Source text below:

COVID-19 – Former UK judge on why lockdown is nonsense

Former UK Supreme Court justice Lord Sumption, one of the seemingly few lawyers critical of the lockdown measures, has summarised the COVID-19 situation most eloquently in this radio interview, and he would answer his critics like this:

What I say to them: I’m not a scientist, but it’s the right and duty of every citizen to look and see what the scientists have said and to analyse it for themselves and draw commonsense conclusions. We are all perfectly capable of doing that, and there is no particular reason why the scientific nature of the problem, that should mean that we have to resign our liberty into the hands of scientists. We all have critical faculties and it’s rather important in a moment of national panic that we maintain them.

https://soundcloud.com/spectator1828/lord-sumption-discussing-the-police-response-to-coronavirus

In this interview he says:

The problem about using law as your instrument is that law requires definition, exact definition, and it works in categories. So, if you do this not voluntarily, but compulsorily, you are bound to have laws which make perfect sense in some contexts, and not in others. The problem about law is that it excludes commonsense. Now the Prime Minister has said in the House of Commons this afternoon, that he trusts the British to use their commonsense. But you can’t say to a policeman you must arrest somebody or fine them if he’s using commonsense and not otherwise. The whole legal approach invites a collection of completely arbitrary rules unrelated to the underlying purpose of the regulations, and you couldn’t have a more perfect illustration of that than the incredibly complex, utterly arbitrary distinctions contained in the government’s document this afternoon, dinstinguishing between meeting one person and meeting two people, between meeting one person in your back garden and meeting one person in the street outside your front garden. I mean these are illustrations of the kind of ridiculous distinctions that you get when instead of resorting to commonsense you resort to law. … I have every confidence that our sense of preservation and commonsense will enable us to get through this without the nanny state telling us at every point what we can and can’t do, especially when so much of what they are saying actually makes no sense at all.

End of Source text.
Data supplied below:

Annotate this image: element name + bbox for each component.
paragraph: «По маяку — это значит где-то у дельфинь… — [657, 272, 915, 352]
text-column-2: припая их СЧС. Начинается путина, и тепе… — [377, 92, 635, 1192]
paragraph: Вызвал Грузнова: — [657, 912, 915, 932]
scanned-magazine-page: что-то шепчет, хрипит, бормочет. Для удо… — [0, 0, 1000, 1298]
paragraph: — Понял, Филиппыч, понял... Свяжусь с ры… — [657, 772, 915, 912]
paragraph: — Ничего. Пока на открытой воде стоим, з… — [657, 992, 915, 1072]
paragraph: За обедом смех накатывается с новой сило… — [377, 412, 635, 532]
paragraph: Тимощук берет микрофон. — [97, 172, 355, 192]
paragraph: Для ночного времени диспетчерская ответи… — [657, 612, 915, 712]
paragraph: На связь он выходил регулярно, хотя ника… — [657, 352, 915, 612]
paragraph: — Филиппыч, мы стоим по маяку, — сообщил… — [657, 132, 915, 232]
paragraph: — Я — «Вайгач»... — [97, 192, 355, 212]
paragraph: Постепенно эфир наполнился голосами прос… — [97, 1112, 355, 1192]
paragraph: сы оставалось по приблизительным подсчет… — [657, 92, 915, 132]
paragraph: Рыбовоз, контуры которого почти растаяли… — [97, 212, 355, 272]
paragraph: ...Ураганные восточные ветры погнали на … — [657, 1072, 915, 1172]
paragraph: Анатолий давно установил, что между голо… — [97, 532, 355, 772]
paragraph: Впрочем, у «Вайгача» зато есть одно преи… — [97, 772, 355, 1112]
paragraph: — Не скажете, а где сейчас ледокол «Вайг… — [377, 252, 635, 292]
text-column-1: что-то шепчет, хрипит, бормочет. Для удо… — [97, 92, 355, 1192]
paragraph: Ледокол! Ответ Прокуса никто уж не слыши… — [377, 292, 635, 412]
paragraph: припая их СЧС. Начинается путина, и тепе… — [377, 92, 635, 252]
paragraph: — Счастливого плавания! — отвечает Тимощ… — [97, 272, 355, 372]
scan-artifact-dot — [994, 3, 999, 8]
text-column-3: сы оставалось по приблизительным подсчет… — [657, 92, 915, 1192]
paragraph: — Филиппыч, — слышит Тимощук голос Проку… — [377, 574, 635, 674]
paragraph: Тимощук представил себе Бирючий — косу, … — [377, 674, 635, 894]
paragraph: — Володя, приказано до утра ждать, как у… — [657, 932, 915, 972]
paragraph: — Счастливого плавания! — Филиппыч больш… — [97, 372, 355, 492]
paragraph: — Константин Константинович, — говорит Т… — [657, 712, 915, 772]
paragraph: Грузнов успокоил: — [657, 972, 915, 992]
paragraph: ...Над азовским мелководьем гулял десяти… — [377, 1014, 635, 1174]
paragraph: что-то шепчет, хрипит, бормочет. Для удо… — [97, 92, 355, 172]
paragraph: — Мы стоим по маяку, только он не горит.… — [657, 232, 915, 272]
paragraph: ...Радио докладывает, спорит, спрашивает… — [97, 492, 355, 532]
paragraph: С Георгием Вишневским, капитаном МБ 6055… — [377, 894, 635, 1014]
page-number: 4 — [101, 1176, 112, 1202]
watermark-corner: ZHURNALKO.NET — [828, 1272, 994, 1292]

End of Data supplied.

◆ Exercise requirements: Reproduce word for word the passage of the lockdown text that begins with the words containing "What I say to" and ends with "we maintain them.".

◆ Response to the exercise:
What I say to them: I’m not a scientist, but it’s the right and duty of every citizen to look and see what the scientists have said and to analyse it for themselves and draw commonsense conclusions. We are all perfectly capable of doing that, and there is no particular reason why the scientific nature of the problem, that should mean that we have to resign our liberty into the hands of scientists. We all have critical faculties and it’s rather important in a moment of national panic that we maintain them.